Your goal -
Comb the records below for the string "Screen" and copy each line where it turns up.

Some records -
* * *
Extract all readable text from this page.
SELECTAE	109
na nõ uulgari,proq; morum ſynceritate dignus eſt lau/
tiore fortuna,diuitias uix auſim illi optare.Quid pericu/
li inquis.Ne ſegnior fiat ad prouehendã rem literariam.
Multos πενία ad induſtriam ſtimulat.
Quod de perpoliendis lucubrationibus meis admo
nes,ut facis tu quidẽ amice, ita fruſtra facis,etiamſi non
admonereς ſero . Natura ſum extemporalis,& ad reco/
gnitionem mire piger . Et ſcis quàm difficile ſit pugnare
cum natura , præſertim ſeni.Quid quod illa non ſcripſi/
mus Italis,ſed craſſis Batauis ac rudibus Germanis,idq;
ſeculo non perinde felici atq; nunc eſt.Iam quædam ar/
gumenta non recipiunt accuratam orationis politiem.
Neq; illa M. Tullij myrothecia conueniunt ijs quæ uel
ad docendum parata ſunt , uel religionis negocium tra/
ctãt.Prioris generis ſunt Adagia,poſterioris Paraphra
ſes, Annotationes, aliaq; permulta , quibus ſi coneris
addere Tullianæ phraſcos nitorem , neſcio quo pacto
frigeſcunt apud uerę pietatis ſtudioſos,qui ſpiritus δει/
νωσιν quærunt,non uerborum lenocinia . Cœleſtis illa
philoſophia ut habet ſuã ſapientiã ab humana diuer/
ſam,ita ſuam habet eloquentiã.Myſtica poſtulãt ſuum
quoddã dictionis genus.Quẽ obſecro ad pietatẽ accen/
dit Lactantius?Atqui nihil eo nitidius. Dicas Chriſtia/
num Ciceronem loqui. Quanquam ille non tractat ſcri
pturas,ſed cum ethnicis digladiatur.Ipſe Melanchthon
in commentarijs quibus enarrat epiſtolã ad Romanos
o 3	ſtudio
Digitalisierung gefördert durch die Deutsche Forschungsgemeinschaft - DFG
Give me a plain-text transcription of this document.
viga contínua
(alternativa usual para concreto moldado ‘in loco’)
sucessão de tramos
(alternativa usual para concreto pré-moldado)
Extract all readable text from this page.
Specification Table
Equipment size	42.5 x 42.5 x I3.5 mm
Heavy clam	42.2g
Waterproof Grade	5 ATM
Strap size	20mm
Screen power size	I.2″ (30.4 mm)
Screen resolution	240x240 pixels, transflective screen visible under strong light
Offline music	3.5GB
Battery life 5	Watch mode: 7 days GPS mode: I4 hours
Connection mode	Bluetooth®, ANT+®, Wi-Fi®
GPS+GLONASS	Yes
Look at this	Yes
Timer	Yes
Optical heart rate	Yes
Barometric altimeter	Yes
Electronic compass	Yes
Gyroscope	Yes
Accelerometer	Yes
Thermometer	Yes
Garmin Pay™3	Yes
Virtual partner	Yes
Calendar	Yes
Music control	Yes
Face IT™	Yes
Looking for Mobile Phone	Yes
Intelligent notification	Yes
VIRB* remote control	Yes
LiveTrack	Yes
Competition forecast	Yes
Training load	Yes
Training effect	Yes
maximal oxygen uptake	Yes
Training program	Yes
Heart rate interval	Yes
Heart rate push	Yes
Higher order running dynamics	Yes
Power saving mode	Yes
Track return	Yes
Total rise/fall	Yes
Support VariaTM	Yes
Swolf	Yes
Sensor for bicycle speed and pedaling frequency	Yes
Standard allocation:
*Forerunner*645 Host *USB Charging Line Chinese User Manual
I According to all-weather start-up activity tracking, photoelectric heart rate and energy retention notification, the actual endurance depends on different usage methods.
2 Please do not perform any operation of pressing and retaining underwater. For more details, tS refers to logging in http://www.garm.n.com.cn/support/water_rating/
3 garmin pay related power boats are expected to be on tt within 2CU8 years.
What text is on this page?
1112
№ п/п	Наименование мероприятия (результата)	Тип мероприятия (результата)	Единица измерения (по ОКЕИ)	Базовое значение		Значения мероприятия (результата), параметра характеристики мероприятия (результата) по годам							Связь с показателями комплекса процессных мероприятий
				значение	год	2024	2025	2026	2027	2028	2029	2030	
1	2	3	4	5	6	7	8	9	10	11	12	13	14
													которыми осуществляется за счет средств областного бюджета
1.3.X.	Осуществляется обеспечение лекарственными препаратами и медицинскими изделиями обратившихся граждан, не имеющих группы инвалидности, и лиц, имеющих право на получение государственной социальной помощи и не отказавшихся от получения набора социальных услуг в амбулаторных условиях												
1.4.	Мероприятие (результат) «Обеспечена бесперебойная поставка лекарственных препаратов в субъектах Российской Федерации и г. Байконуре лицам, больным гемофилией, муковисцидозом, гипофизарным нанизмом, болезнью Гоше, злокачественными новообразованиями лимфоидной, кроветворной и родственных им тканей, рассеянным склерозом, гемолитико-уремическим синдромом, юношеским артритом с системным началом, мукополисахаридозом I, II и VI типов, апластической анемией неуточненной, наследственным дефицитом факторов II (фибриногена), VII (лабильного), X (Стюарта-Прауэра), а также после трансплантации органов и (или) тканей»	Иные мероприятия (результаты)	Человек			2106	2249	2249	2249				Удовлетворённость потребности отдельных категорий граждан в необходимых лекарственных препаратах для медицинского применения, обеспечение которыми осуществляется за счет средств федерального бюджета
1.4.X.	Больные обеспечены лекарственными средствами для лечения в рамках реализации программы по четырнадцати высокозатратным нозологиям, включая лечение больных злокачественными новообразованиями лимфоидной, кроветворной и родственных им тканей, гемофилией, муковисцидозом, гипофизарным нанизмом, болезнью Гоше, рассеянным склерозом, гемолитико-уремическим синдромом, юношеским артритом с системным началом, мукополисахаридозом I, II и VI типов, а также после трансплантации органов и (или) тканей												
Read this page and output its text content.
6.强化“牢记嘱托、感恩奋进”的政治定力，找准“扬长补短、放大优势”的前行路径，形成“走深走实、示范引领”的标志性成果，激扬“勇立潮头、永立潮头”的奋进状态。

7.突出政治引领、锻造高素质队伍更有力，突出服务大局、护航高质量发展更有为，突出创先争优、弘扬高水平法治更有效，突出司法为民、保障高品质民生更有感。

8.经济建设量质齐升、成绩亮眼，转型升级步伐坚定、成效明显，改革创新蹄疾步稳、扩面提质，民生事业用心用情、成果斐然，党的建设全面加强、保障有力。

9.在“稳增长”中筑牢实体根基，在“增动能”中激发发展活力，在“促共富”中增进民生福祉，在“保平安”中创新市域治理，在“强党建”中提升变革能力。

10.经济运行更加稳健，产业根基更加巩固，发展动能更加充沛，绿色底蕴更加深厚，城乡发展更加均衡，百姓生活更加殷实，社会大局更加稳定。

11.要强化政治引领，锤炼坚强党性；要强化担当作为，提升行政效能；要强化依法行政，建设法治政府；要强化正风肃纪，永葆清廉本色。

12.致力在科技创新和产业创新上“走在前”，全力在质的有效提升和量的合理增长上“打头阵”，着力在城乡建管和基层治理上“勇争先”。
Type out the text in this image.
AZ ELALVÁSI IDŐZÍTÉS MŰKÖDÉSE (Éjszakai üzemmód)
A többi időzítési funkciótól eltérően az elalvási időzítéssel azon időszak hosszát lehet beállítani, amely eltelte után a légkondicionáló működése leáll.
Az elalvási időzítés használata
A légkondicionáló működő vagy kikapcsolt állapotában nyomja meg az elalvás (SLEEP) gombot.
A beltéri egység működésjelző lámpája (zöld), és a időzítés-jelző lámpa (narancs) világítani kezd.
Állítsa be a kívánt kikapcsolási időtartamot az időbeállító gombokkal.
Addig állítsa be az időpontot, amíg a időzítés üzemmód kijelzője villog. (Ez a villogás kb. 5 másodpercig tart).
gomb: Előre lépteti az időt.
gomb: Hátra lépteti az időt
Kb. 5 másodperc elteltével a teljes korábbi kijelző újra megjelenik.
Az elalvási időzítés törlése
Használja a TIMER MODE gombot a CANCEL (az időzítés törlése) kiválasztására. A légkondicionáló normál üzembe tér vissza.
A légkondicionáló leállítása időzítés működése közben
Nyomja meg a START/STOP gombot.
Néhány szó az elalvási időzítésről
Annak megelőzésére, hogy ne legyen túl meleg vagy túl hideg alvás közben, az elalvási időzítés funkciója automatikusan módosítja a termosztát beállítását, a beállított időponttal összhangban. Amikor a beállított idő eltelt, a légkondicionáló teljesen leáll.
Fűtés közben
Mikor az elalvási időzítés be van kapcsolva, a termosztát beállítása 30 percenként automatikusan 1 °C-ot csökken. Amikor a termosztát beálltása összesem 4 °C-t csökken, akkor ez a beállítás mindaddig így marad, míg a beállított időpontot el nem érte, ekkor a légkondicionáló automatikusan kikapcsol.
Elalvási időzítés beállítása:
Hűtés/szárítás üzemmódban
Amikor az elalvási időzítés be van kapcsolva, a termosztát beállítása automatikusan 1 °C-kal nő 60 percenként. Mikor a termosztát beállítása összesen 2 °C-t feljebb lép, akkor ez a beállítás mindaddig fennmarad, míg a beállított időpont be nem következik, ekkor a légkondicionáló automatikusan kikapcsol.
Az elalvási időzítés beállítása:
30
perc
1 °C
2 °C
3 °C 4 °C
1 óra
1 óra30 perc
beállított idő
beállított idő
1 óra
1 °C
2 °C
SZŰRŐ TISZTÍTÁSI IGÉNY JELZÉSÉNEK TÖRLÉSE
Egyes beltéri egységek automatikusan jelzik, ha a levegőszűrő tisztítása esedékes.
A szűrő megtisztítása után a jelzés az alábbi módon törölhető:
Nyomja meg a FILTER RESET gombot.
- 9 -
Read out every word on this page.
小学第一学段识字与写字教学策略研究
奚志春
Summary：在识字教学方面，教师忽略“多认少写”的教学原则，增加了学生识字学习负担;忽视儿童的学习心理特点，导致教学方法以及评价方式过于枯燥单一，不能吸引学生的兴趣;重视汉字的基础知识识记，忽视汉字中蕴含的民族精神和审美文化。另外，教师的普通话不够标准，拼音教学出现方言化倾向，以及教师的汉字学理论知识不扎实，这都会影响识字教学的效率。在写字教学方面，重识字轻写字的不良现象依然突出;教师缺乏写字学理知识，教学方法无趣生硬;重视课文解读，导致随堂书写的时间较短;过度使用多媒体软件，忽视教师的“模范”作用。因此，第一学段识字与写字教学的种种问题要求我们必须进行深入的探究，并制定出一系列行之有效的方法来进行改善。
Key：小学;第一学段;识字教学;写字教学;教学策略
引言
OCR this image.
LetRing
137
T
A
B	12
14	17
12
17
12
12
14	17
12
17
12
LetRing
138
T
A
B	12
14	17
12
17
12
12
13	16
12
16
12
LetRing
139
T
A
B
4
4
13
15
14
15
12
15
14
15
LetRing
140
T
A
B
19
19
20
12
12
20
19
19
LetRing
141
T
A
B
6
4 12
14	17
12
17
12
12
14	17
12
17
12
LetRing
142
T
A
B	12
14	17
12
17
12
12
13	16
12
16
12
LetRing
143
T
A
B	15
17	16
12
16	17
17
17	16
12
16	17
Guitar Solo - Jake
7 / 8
* * *
Task solution -
Screen power size	I.2″ (30.4 mm)
Screen resolution	240x240 pixels, transflective screen visible under strong light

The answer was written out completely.